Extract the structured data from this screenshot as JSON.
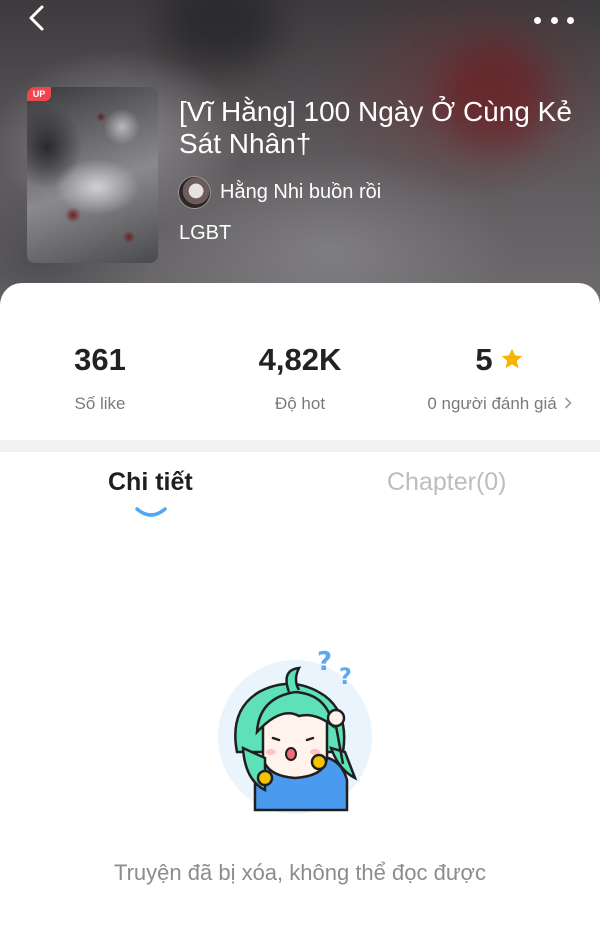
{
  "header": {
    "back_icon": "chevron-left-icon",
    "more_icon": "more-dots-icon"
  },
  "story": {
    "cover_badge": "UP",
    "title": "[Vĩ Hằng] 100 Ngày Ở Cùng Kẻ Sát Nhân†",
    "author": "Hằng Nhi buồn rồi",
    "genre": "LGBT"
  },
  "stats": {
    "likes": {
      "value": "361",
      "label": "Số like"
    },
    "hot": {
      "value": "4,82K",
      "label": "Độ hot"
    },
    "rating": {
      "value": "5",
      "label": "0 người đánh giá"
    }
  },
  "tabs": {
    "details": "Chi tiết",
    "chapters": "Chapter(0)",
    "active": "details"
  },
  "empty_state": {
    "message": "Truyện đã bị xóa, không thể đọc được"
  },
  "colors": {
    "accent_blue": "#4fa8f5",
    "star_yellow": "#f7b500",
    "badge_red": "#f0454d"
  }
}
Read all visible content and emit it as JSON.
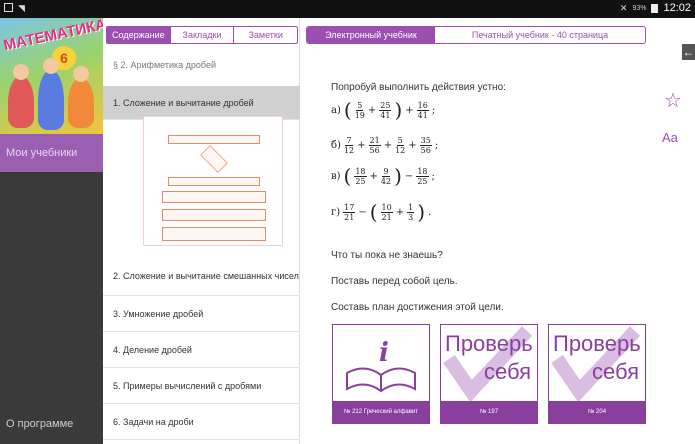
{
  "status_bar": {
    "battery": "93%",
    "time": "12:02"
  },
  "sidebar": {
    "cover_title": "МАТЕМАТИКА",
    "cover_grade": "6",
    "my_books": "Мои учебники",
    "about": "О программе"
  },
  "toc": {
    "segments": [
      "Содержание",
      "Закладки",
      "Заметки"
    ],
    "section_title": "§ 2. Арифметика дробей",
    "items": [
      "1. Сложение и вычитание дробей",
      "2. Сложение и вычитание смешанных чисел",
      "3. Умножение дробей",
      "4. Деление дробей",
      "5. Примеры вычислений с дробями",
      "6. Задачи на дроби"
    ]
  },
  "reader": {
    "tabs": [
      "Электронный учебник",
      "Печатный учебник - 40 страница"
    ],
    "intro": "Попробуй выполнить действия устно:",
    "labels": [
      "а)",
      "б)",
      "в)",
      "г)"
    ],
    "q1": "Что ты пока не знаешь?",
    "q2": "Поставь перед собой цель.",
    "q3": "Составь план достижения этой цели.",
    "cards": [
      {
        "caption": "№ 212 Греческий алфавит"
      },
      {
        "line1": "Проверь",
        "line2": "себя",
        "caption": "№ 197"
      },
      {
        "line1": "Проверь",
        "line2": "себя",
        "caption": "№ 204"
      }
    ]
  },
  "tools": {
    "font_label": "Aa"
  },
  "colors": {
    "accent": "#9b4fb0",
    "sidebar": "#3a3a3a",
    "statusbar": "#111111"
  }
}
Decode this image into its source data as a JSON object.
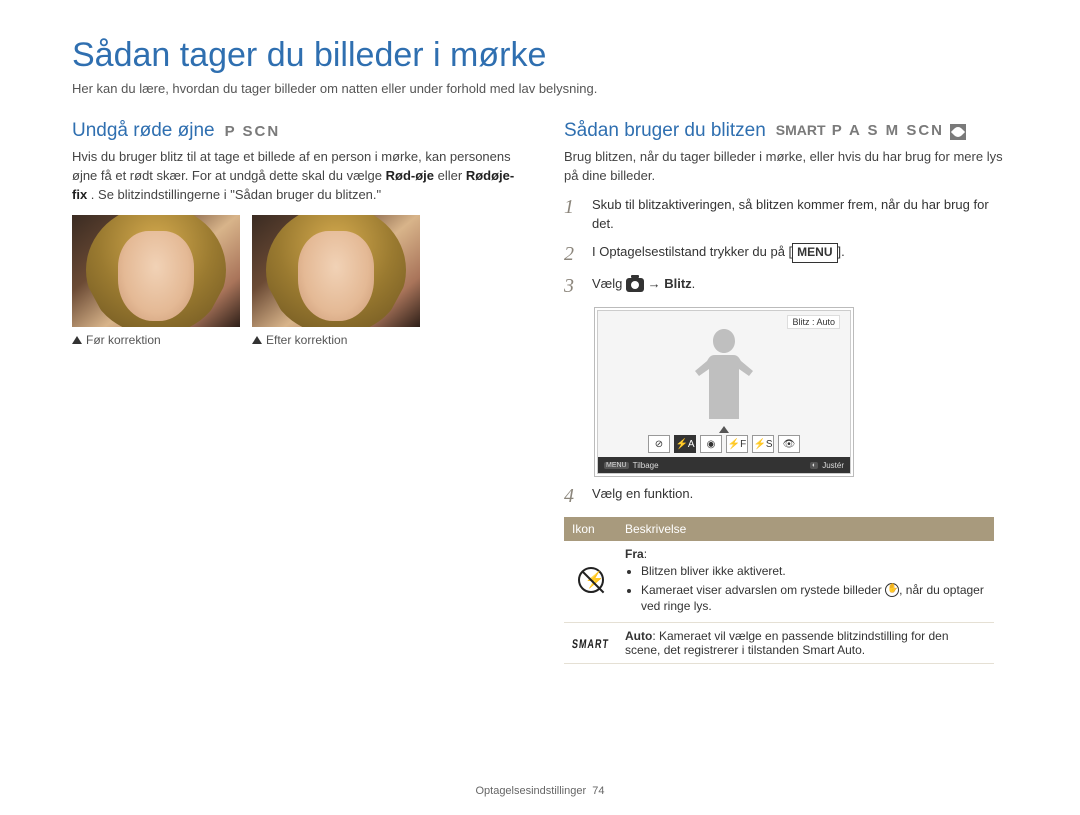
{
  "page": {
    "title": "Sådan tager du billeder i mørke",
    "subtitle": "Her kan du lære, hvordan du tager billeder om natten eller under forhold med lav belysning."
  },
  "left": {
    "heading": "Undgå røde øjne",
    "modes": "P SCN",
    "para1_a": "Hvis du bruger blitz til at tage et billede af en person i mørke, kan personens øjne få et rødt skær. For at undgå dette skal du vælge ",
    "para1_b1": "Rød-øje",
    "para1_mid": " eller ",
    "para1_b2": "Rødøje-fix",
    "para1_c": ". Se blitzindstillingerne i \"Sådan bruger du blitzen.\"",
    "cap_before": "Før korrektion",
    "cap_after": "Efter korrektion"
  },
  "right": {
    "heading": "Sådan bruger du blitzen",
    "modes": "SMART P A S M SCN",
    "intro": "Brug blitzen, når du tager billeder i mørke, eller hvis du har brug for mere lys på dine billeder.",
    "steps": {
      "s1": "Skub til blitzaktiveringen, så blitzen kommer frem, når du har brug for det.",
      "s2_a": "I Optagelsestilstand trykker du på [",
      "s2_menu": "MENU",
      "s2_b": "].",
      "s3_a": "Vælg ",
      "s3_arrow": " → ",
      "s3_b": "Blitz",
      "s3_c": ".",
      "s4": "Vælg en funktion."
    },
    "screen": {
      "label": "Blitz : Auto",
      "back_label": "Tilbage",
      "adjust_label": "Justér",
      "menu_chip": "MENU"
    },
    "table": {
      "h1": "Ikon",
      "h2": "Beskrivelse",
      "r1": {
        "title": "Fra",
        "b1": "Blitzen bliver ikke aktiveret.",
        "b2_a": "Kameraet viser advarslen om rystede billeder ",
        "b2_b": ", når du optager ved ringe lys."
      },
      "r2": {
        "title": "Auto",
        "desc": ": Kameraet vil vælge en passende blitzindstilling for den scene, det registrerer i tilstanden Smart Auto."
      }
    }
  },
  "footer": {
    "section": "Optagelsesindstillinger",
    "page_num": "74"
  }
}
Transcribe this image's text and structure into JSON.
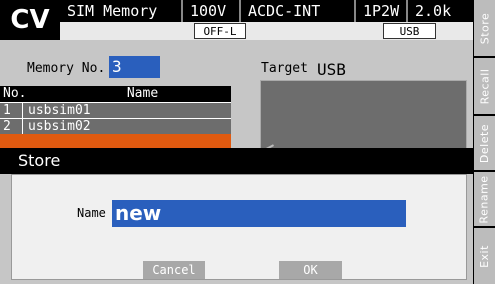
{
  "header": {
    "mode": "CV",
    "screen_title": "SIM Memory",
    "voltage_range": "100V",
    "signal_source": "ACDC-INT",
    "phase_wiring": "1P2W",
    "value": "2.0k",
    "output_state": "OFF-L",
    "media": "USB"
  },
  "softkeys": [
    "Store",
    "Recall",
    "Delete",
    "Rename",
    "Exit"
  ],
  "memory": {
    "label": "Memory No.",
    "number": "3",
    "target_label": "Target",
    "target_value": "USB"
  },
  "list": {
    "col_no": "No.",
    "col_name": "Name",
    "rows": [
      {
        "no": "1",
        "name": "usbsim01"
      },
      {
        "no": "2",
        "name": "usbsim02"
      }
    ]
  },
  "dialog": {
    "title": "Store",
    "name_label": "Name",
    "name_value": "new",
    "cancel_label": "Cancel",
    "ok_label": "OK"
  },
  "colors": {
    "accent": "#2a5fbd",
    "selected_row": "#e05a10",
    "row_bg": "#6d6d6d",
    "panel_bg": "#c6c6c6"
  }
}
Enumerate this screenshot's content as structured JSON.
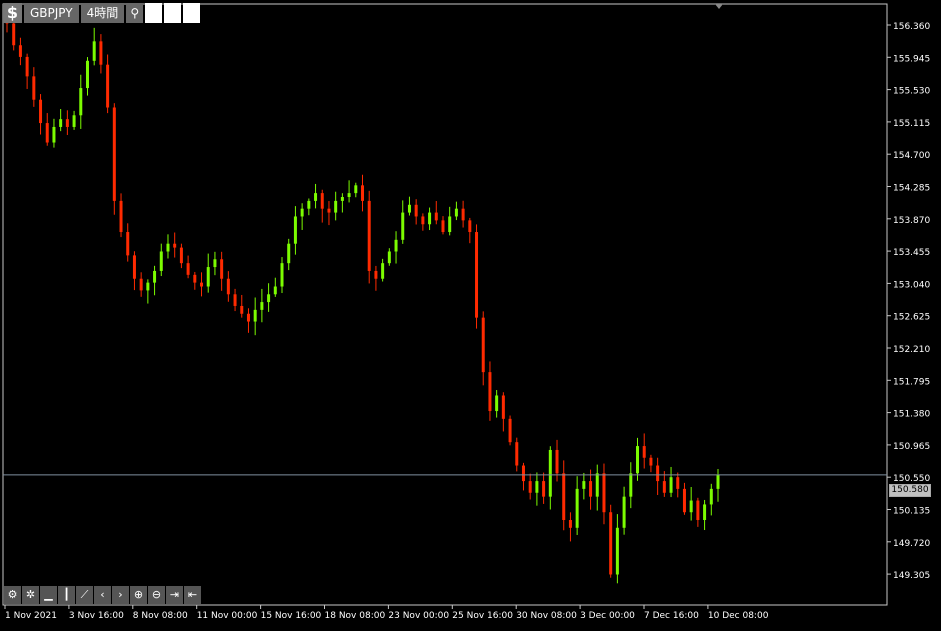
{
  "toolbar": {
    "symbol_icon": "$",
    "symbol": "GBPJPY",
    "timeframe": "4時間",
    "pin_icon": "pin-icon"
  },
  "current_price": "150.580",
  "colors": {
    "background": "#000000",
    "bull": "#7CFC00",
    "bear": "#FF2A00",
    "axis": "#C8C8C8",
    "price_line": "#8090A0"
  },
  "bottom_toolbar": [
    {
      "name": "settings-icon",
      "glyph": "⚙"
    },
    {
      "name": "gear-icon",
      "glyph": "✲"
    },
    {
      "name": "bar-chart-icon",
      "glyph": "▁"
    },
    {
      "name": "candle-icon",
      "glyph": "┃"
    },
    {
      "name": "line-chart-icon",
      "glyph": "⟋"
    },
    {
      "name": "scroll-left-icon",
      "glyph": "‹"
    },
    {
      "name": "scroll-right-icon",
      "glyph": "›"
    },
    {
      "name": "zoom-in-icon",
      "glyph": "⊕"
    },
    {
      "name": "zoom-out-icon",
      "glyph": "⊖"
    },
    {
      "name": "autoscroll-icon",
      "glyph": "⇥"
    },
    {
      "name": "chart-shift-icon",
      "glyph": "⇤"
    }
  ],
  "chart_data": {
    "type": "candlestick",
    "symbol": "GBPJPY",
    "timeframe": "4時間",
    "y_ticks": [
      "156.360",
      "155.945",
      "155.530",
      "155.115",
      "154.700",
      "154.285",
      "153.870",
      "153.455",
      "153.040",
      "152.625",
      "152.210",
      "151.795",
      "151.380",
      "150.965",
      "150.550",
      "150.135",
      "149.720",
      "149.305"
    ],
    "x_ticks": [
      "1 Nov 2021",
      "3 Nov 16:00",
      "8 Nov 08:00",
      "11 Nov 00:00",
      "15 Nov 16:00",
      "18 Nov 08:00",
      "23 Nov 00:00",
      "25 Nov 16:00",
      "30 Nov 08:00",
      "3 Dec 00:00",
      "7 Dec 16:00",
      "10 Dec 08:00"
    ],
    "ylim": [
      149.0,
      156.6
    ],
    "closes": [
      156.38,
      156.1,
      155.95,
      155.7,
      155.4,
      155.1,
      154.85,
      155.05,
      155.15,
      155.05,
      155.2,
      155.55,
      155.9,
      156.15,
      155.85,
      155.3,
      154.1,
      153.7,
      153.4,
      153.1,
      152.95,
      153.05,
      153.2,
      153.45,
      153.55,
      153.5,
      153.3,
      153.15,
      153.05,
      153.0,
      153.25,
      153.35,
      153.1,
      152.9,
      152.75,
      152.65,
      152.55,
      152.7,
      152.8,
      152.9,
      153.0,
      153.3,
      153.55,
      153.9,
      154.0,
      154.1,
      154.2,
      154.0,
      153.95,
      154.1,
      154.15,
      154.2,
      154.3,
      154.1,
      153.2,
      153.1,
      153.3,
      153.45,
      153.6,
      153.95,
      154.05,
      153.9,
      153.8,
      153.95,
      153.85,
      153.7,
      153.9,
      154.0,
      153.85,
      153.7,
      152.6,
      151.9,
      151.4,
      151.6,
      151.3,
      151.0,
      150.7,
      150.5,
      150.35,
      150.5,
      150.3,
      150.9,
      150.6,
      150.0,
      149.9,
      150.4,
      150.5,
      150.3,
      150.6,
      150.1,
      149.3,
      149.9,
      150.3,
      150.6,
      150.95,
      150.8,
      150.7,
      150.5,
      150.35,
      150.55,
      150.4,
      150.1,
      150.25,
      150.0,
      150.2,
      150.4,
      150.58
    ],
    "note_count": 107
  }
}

OBJECTIVE: From the entries above, select each line containing the string "billeder".

SOLVED PROBLEM:
    "title": "Sådan tager du billeder i mørke",
    "subtitle": "Her kan du lære, hvordan du tager billeder om natten eller under forhold med lav belysning."
    "intro": "Brug blitzen, når du tager billeder i mørke, eller hvis du har brug for mere lys på dine billeder.",
        "b2_a": "Kameraet viser advarslen om rystede billeder ",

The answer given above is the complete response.